Dataset rows about figures:
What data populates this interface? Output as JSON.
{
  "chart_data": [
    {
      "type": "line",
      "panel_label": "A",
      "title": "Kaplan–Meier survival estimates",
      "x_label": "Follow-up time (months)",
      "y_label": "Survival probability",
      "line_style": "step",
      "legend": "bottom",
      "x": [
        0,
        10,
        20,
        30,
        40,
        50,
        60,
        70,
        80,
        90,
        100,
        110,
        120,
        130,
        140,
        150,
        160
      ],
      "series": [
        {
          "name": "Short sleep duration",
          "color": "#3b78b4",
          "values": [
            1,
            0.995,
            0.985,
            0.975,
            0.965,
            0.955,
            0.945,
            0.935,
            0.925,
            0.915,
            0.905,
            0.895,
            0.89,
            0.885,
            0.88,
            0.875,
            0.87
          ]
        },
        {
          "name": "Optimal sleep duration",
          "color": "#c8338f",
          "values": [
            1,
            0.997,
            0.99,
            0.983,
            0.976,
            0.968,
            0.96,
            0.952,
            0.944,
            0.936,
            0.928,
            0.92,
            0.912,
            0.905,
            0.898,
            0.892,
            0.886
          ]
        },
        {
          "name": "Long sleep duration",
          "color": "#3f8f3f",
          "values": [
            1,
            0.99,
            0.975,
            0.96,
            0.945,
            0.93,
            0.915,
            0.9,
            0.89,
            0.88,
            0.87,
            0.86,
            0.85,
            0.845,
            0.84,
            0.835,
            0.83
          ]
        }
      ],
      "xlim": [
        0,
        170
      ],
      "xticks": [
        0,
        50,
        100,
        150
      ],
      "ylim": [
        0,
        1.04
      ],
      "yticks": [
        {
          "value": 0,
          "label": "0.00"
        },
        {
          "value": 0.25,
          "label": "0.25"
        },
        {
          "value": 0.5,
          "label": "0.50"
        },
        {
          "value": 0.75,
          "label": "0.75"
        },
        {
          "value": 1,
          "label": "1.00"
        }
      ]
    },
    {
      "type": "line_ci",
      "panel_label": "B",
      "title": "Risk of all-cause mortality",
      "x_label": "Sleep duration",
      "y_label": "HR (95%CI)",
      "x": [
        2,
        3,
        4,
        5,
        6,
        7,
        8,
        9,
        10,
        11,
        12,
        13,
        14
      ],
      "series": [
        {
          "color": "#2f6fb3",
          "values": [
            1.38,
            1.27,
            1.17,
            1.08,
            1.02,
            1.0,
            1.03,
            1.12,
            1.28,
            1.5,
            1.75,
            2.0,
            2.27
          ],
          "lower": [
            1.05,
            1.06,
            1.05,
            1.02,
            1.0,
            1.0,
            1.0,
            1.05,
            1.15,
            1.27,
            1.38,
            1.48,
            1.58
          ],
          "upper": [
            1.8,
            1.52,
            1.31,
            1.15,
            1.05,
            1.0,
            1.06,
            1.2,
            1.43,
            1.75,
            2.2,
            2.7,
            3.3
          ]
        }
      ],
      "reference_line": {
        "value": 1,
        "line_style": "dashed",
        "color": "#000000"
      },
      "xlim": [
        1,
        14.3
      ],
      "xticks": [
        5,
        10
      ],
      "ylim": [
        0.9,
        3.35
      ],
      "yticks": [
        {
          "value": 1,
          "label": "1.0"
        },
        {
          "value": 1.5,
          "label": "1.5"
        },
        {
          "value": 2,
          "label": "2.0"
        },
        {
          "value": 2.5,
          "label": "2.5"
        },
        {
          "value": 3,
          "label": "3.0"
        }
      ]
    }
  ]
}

## WORK REQUIRED:
Which lines in the records above contain the string "name"? Copy each one.

## COMPLETED EXERCISE:
          "name": "Short sleep duration",
          "name": "Optimal sleep duration",
          "name": "Long sleep duration",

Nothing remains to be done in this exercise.